Objective:
Identify the lines that contain the word "LaFollette" and copy each one.

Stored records
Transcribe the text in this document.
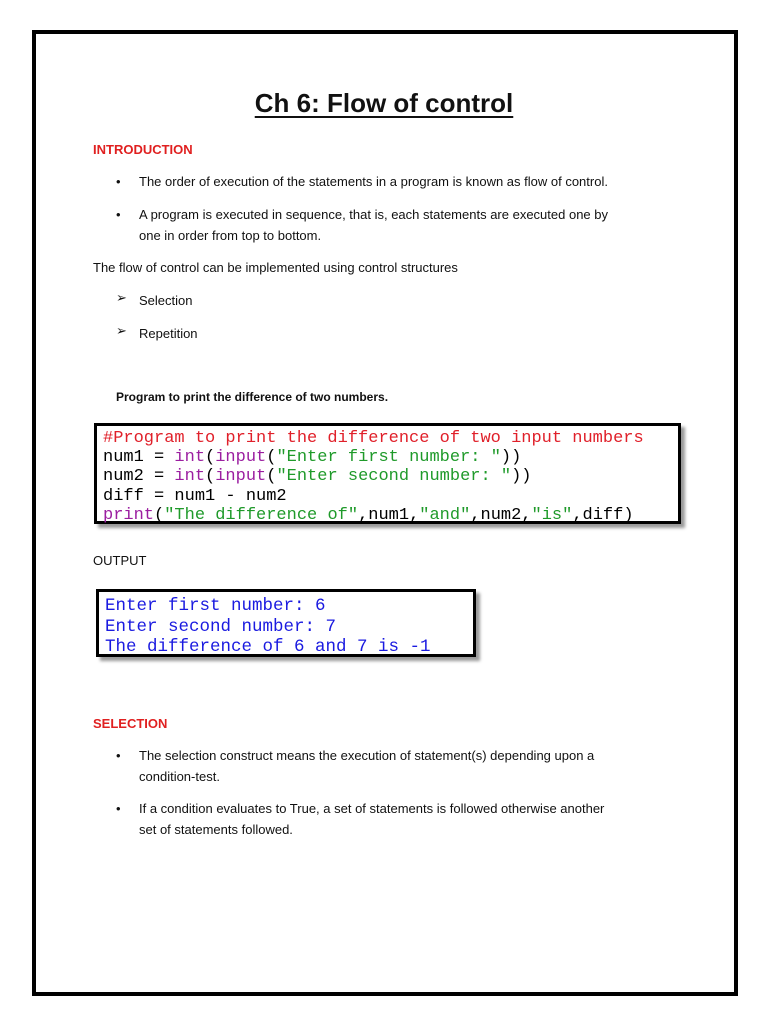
Ch 6: Flow of control
INTRODUCTION
• The order of execution of the statements in a program is known as flow of control.
• A program is executed in sequence, that is, each statements are executed one by
one in order from top to bottom.
The flow of control can be implemented using control structures
➢ Selection
➢ Repetition
Program to print the difference of two numbers.
#Program to print the difference of two input numbers
num1 = int(input("Enter first number: "))
num2 = int(input("Enter second number: "))
diff = num1 - num2
print("The difference of",num1,"and",num2,"is",diff)
OUTPUT
Enter first number: 6
Enter second number: 7
The difference of 6 and 7 is -1
SELECTION
• The selection construct means the execution of statement(s) depending upon a
condition-test.
• If a condition evaluates to True, a set of statements is followed otherwise another
set of statements followed.
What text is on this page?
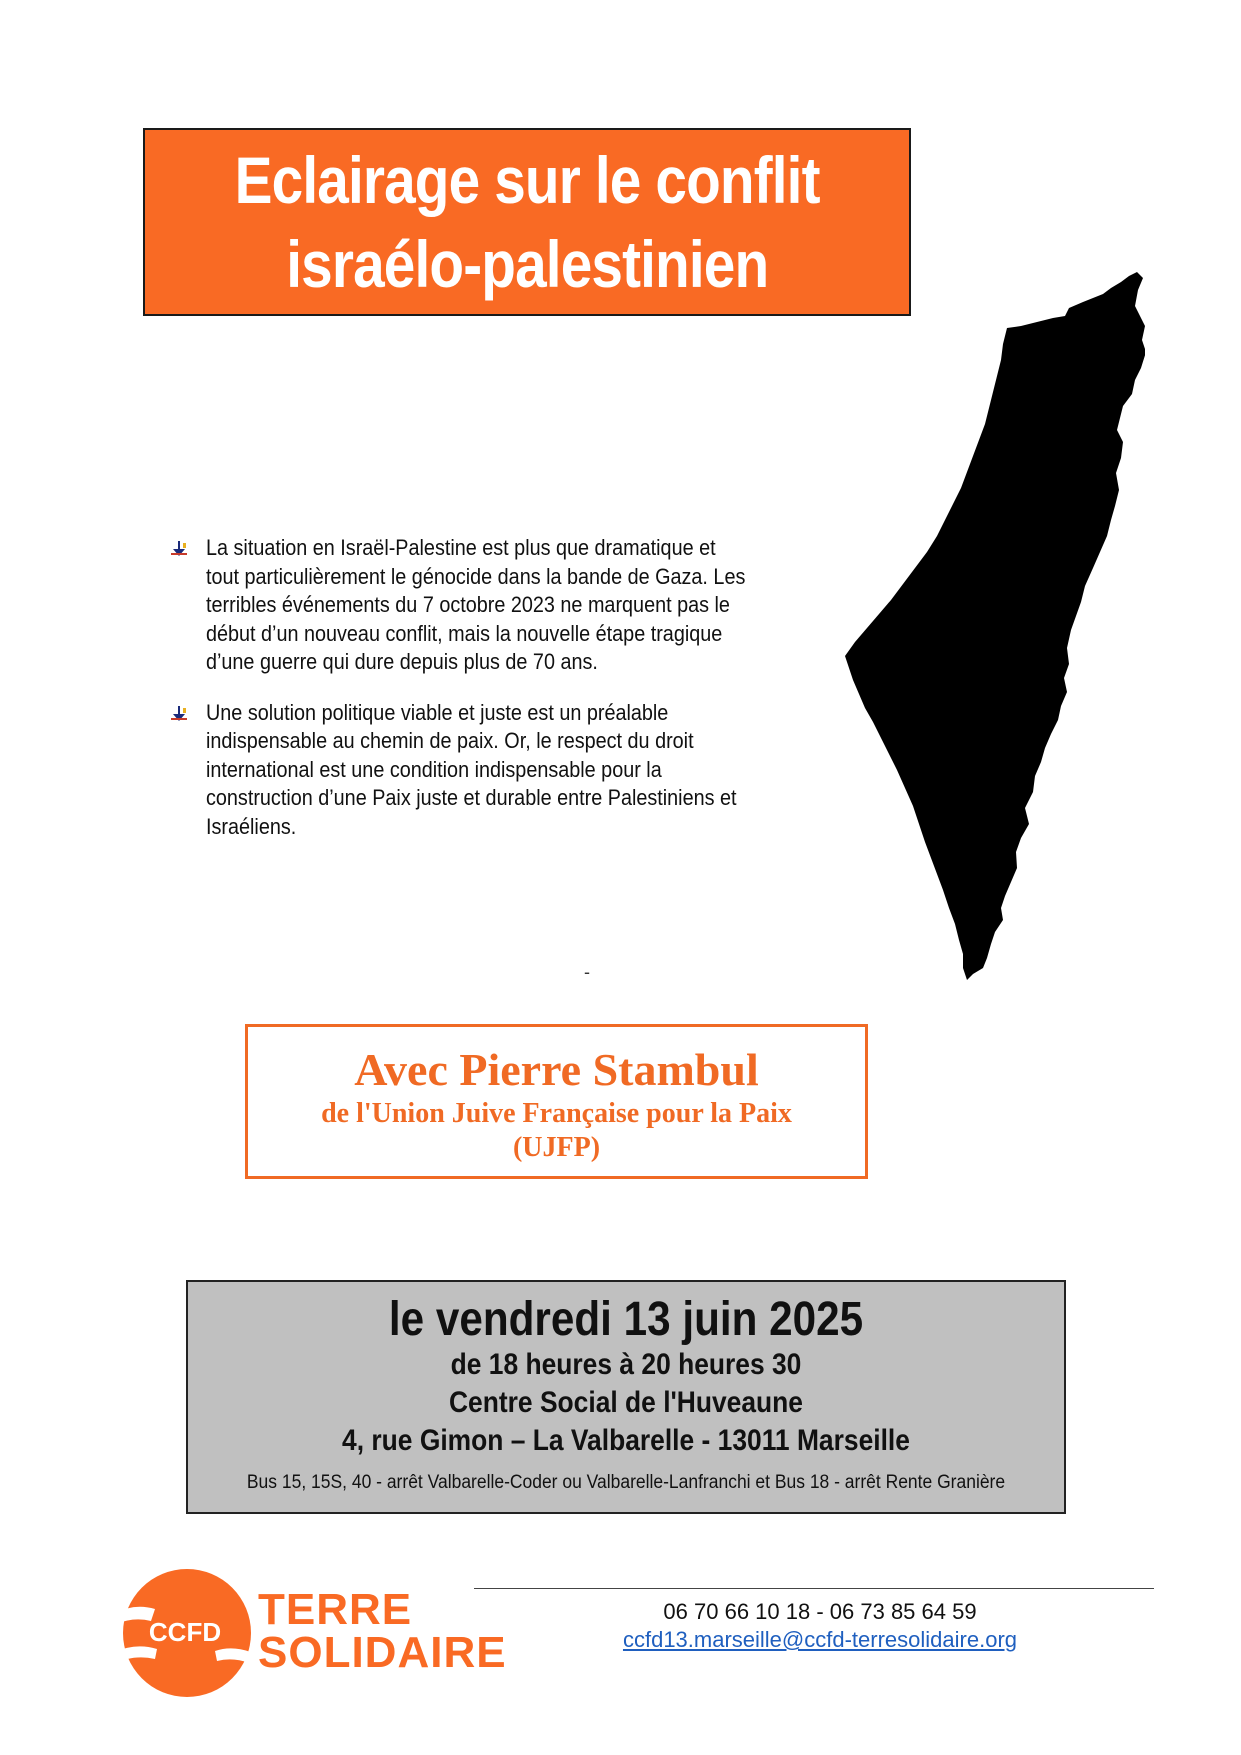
Eclairage sur le conflit
israélo-palestinien
La situation en Israël-Palestine est plus que dramatique et tout particulièrement le génocide dans la bande de Gaza. Les terribles événements du 7 octobre 2023 ne marquent pas le début d’un nouveau conflit, mais la nouvelle étape tragique d’une guerre qui dure depuis plus de 70 ans.
Une solution politique viable et juste est un préalable indispensable au chemin de paix. Or, le respect du droit international est une condition indispensable pour la construction d’une Paix juste et durable entre Palestiniens et Israéliens.
-
Avec Pierre Stambul
de l'Union Juive Française pour la Paix
(UJFP)
le vendredi 13 juin 2025
de 18 heures à 20 heures 30
Centre Social de l'Huveaune
4, rue Gimon – La Valbarelle - 13011 Marseille
Bus 15, 15S, 40 - arrêt Valbarelle-Coder ou Valbarelle-Lanfranchi et Bus 18 - arrêt Rente Granière
CCFD TERRE
SOLIDAIRE
06 70 66 10 18 - 06 73 85 64 59
ccfd13.marseille@ccfd-terresolidaire.org
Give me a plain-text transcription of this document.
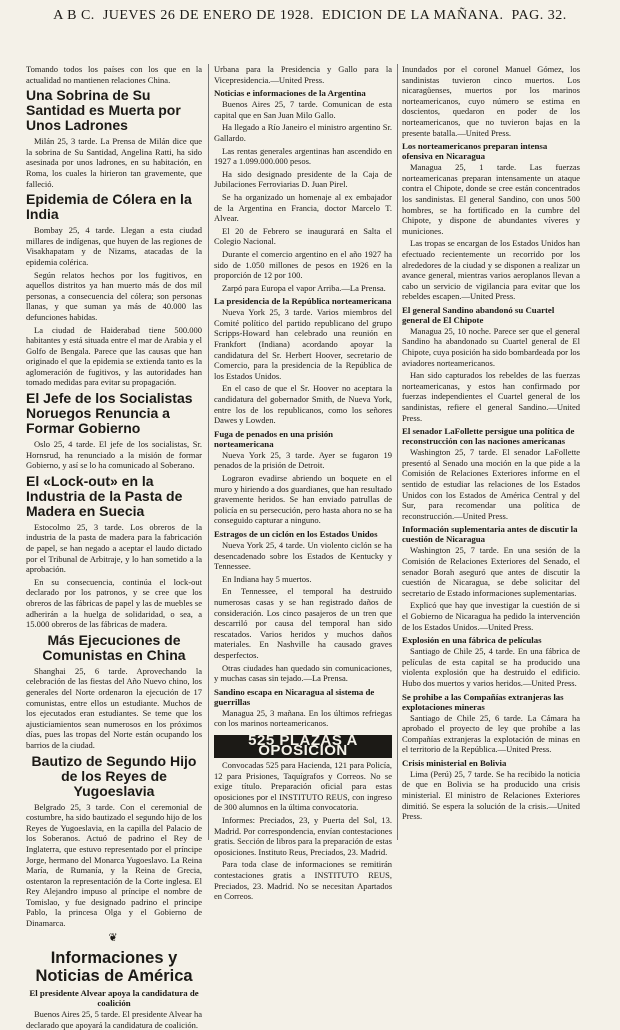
A B C. JUEVES 26 DE ENERO DE 1928. EDICION DE LA MAÑANA. PAG. 32.

Tomando todos los países con los que en la actualidad no mantienen relaciones China.

Una Sobrina de Su Santidad es Muerta por Unos Ladrones

Milán 25, 3 tarde. La Prensa de Milán dice que la sobrina de Su Santidad, Angelina Ratti, ha sido asesinada por unos ladrones, en su habitación, en Roma, los cuales la hirieron tan gravemente, que falleció.

Epidemia de Cólera en la India

Bombay 25, 4 tarde. Llegan a esta ciudad millares de indígenas, que huyen de las regiones de Visakhapatam y de Nizams, atacadas de la epidemia colérica.

Según relatos hechos por los fugitivos, en aquellos distritos ya han muerto más de dos mil personas, a consecuencia del cólera; son personas llanas, y que suman ya más de 40.000 las defunciones habidas.

La ciudad de Haiderabad tiene 500.000 habitantes y está situada entre el mar de Arabia y el Golfo de Bengala. Parece que las causas que han originado el que la epidemia se extienda tanto es la aglomeración de fugitivos, y las autoridades han tomado medidas para evitar su propagación.

El Jefe de los Socialistas Noruegos Renuncia a Formar Gobierno

Oslo 25, 4 tarde. El jefe de los socialistas, Sr. Hornsrud, ha renunciado a la misión de formar Gobierno, y así se lo ha comunicado al Soberano.

El «Lock-out» en la Industria de la Pasta de Madera en Suecia

Estocolmo 25, 3 tarde. Los obreros de la industria de la pasta de madera para la fabricación de papel, se han negado a aceptar el laudo dictado por el Tribunal de Arbitraje, y lo han sometido a la aprobación.

En su consecuencia, continúa el lock-out declarado por los patronos, y se cree que los obreros de las fábricas de papel y las de muebles se adherirán a la huelga de solidaridad, o sea, a 15.000 obreros de las fábricas de madera.

Más Ejecuciones de Comunistas en China

Shanghai 25, 6 tarde. Aprovechando la celebración de las fiestas del Año Nuevo chino, los generales del Norte ordenaron la ejecución de 17 comunistas, entre ellos un estudiante. Muchos de los ejecutados eran estudiantes. Se teme que los ajusticiamientos sean numerosos en los próximos días, pues las tropas del Norte están ocupando los barrios de la ciudad.

Bautizo de Segundo Hijo de los Reyes de Yugoeslavia

Belgrado 25, 3 tarde. Con el ceremonial de costumbre, ha sido bautizado el segundo hijo de los Reyes de Yugoeslavia, en la capilla del Palacio de los Soberanos. Actuó de padrino el Rey de Inglaterra, que estuvo representado por el príncipe Jorge, hermano del Monarca Yugoeslavo. La Reina María, de Rumanía, y la Reina de Grecia, ostentaron la representación de la Corte inglesa. El Rey Alejandro impuso al príncipe el nombre de Tomislao, y fue designado padrino el principe Pablo, la princesa Olga y el Gobierno de Dinamarca.

❦
Informaciones y Noticias de América
El presidente Alvear apoya la candidatura de coalición

Buenos Aires 25, 5 tarde. El presidente Alvear ha declarado que apoyará la candidatura de coalición.

Urbana para la Presidencia y Gallo para la Vicepresidencia.—United Press.

Noticias e informaciones de la Argentina

Buenos Aires 25, 7 tarde. Comunican de esta capital que en San Juan Milo Gallo.

Ha llegado a Río Janeiro el ministro argentino Sr. Gallardo.

Las rentas generales argentinas han ascendido en 1927 a 1.099.000.000 pesos.

Ha sido designado presidente de la Caja de Jubilaciones Ferroviarias D. Juan Pirel.

Se ha organizado un homenaje al ex embajador de la Argentina en Francia, doctor Marcelo T. Alvear.

El 20 de Febrero se inaugurará en Salta el Colegio Nacional.

Durante el comercio argentino en el año 1927 ha sido de 1.050 millones de pesos en 1926 en la proporción de 12 por 100.

Zarpó para Europa el vapor Arriba.—La Prensa.

La presidencia de la República norteamericana

Nueva York 25, 3 tarde. Varios miembros del Comité político del partido republicano del grupo Scripps-Howard han celebrado una reunión en Frankfort (Indiana) acordando apoyar la candidatura del Sr. Herbert Hoover, secretario de Comercio, para la presidencia de la República de los Estados Unidos.

En el caso de que el Sr. Hoover no aceptara la candidatura del gobernador Smith, de Nueva York, entre los de los republicanos, como los señores Dawes y Lowden.

Fuga de penados en una prisión norteamericana

Nueva York 25, 3 tarde. Ayer se fugaron 19 penados de la prisión de Detroit.

Lograron evadirse abriendo un boquete en el muro y hiriendo a dos guardianes, que han resultado gravemente heridos. Se han enviado patrullas de policía en su persecución, pero hasta ahora no se ha conseguido capturar a ninguno.

Estragos de un ciclón en los Estados Unidos

Nueva York 25, 4 tarde. Un violento ciclón se ha desencadenado sobre los Estados de Kentucky y Tennessee.

En Indiana hay 5 muertos.

En Tennessee, el temporal ha destruido numerosas casas y se han registrado daños de consideración. Los cinco pasajeros de un tren que descarriló por causa del temporal han sido rescatados. Varios heridos y muchos daños materiales. En Nashville ha causado graves desperfectos.

Otras ciudades han quedado sin comunicaciones, y muchas casas sin tejado.—La Prensa.

Sandino escapa en Nicaragua al sistema de guerrillas

Managua 25, 3 mañana. En los últimos refriegas con los marinos norteamericanos.

525 PLAZAS A OPOSICION

Convocadas 525 para Hacienda, 121 para Policía, 12 para Prisiones, Taquígrafos y Correos. No se exige título. Preparación oficial para estas oposiciones por el INSTITUTO REUS, con ingreso de 300 alumnos en la última convocatoria.

Informes: Preciados, 23, y Puerta del Sol, 13. Madrid. Por correspondencia, envían contestaciones gratis. Sección de libros para la preparación de estas oposiciones. Instituto Reus, Preciados, 23. Madrid.

Para toda clase de informaciones se remitirán contestaciones gratis a INSTITUTO REUS, Preciados, 23. Madrid. No se necesitan Apartados en Correos.

Inundados por el coronel Manuel Gómez, los sandinistas tuvieron cinco muertos. Los nicaragüenses, muertos por los marinos norteamericanos, cuyo número se estima en doscientos, quedaron en poder de los norteamericanos, que no tuvieron bajas en la presente batalla.—United Press.

Los norteamericanos preparan intensa ofensiva en Nicaragua

Managua 25, 1 tarde. Las fuerzas norteamericanas preparan intensamente un ataque contra el Chipote, donde se cree están concentrados los sandinistas. El general Sandino, con unos 500 hombres, se ha fortificado en la cumbre del Chipote, y dispone de abundantes víveres y municiones.

Las tropas se encargan de los Estados Unidos han efectuado recientemente un recorrido por los alrededores de la ciudad y se disponen a realizar un avance general, mientras varios aeroplanos llevan a cabo un servicio de vigilancia para evitar que los rebeldes escapen.—United Press.

El general Sandino abandonó su Cuartel general de El Chipote

Managua 25, 10 noche. Parece ser que el general Sandino ha abandonado su Cuartel general de El Chipote, cuya posición ha sido bombardeada por los aviadores norteamericanos.

Han sido capturados los rebeldes de las fuerzas norteamericanas, y estos han confirmado por fuerzas independientes el Cuartel general de los sandinistas, refiere el general Sandino.—United Press.

El senador LaFollette persigue una política de reconstrucción con las naciones americanas

Washington 25, 7 tarde. El senador LaFollette presentó al Senado una moción en la que pide a la Comisión de Relaciones Exteriores informe en el sentido de estudiar las relaciones de los Estados Unidos con los Estados de América Central y del Sur, para recomendar una política de reconstrucción.—United Press.

Información suplementaria antes de discutir la cuestión de Nicaragua

Washington 25, 7 tarde. En una sesión de la Comisión de Relaciones Exteriores del Senado, el senador Borah aseguró que antes de discutir la cuestión de Nicaragua, se debe solicitar del secretario de Estado informaciones suplementarias.

Explicó que hay que investigar la cuestión de si el Gobierno de Nicaragua ha pedido la intervención de los Estados Unidos.—United Press.

Explosión en una fábrica de películas

Santiago de Chile 25, 4 tarde. En una fábrica de películas de esta capital se ha producido una violenta explosión que ha destruido el edificio. Hubo dos muertos y varios heridos.—United Press.

Se prohibe a las Compañías extranjeras las explotaciones mineras

Santiago de Chile 25, 6 tarde. La Cámara ha aprobado el proyecto de ley que prohíbe a las Compañías extranjeras la explotación de minas en el territorio de la República.—United Press.

Crisis ministerial en Bolivia

Lima (Perú) 25, 7 tarde. Se ha recibido la noticia de que en Bolivia se ha producido una crisis ministerial. El ministro de Relaciones Exteriores dimitió. Se espera la solución de la crisis.—United Press.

Final result:
El senador LaFollette persigue una política de reconstrucción con las naciones americanas
Washington 25, 7 tarde. El senador LaFollette presentó al Senado una moción en la que pide a la Comisión de Relaciones Exteriores informe en el sentido de estudiar las relaciones de los Estados Unidos con los Estados de América Central y del Sur, para recomendar una política de reconstrucción.—United Press.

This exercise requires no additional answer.